Chart and figure data:
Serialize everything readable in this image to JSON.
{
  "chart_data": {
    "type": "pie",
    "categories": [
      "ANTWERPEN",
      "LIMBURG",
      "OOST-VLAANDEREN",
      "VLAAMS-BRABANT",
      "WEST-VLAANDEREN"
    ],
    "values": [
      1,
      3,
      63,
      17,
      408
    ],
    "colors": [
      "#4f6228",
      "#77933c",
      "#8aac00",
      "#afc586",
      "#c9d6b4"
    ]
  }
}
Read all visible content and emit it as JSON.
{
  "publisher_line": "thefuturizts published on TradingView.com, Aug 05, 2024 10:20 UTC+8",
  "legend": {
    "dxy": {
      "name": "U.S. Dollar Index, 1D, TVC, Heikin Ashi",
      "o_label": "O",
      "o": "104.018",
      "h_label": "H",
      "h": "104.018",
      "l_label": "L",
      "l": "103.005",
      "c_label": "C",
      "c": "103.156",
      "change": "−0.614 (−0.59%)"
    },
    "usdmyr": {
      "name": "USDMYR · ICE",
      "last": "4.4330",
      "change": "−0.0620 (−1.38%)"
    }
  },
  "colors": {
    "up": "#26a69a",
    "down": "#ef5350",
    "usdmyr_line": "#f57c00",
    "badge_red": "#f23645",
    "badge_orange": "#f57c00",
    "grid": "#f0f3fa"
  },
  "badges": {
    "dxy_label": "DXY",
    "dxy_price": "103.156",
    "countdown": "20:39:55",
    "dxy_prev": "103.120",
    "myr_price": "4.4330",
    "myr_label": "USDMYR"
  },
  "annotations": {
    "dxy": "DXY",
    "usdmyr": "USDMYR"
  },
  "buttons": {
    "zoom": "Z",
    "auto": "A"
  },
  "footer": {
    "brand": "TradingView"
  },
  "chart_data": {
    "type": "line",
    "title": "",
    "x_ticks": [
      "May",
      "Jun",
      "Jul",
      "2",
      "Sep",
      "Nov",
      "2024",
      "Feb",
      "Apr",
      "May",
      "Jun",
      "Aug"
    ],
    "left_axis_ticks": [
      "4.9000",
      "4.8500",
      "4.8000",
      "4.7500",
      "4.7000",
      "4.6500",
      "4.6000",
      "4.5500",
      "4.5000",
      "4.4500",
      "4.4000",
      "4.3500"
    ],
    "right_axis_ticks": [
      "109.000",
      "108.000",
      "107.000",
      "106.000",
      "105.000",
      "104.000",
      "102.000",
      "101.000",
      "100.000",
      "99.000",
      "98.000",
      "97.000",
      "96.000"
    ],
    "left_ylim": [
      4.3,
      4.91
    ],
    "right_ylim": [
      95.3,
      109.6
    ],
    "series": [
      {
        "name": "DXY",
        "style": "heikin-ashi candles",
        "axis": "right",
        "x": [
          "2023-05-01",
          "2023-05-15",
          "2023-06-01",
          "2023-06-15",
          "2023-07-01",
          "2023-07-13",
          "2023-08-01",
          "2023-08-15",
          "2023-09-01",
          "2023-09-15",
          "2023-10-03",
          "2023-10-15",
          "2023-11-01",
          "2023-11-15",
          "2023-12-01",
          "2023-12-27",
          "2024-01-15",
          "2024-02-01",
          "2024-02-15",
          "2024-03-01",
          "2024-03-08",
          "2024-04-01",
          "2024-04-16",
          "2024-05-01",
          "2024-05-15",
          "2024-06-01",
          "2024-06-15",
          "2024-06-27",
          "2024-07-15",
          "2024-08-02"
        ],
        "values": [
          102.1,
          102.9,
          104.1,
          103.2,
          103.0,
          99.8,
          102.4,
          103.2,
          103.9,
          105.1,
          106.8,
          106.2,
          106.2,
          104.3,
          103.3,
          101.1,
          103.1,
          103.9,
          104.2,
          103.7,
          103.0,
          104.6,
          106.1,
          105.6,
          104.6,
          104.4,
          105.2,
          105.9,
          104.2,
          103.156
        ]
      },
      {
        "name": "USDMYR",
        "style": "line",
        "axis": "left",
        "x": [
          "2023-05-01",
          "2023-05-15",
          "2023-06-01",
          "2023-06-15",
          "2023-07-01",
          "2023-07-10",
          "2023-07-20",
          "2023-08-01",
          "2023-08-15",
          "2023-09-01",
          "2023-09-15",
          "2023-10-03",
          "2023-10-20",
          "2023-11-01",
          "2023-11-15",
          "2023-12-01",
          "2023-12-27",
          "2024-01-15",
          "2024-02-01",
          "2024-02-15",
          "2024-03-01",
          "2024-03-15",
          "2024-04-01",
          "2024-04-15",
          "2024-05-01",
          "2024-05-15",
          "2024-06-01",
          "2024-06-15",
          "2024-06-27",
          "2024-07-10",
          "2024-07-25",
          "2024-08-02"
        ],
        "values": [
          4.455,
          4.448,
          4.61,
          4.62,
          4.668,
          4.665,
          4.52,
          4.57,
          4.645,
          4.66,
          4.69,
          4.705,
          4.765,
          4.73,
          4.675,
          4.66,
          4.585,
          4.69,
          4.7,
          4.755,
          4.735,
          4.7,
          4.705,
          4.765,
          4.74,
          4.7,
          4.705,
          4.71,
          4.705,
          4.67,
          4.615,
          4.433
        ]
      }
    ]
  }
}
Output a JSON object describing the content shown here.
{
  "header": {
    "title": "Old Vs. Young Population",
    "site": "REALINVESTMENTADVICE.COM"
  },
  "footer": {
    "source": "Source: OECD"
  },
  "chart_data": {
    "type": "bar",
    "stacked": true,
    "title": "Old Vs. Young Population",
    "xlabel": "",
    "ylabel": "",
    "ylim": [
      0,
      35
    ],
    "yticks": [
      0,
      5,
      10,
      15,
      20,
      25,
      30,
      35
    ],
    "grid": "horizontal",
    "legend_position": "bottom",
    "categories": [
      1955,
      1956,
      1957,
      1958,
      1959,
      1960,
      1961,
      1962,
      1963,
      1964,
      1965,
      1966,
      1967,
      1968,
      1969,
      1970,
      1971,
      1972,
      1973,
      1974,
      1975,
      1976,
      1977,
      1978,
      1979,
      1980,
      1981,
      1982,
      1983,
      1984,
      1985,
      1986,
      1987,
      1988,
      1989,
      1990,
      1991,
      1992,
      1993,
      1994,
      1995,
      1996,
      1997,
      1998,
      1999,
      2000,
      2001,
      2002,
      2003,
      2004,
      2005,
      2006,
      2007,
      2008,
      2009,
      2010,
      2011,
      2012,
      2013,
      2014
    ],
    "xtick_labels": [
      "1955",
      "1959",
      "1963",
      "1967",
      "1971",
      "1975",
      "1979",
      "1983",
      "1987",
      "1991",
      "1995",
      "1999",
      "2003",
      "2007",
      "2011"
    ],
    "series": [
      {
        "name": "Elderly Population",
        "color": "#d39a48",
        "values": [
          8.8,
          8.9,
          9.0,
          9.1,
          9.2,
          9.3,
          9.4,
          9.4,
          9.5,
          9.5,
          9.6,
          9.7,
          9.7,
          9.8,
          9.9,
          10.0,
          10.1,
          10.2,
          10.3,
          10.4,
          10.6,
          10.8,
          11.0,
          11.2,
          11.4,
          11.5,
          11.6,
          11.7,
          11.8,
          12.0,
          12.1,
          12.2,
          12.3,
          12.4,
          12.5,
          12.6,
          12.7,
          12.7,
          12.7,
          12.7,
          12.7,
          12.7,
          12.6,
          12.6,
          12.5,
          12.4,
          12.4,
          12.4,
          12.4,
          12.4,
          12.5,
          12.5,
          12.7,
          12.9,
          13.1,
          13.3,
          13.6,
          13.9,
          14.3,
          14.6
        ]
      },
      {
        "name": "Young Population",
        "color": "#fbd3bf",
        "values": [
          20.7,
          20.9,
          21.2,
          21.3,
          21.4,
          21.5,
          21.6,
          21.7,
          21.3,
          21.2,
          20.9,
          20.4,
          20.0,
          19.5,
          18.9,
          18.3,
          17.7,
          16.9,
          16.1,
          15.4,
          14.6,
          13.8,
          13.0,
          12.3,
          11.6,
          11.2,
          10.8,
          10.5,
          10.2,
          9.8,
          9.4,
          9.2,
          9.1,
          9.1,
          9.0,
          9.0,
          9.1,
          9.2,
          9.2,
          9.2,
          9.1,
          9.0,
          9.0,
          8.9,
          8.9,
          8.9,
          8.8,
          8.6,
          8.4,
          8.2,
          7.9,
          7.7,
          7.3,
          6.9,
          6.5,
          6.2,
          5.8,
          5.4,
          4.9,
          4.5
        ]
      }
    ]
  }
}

* DIRECTIONS
Take every line from the data above that holds "TradingView" and copy it out.

* RIGHT ANSWER
  "publisher_line": "thefuturizts published on TradingView.com, Aug 05, 2024 10:20 UTC+8",
    "brand": "TradingView"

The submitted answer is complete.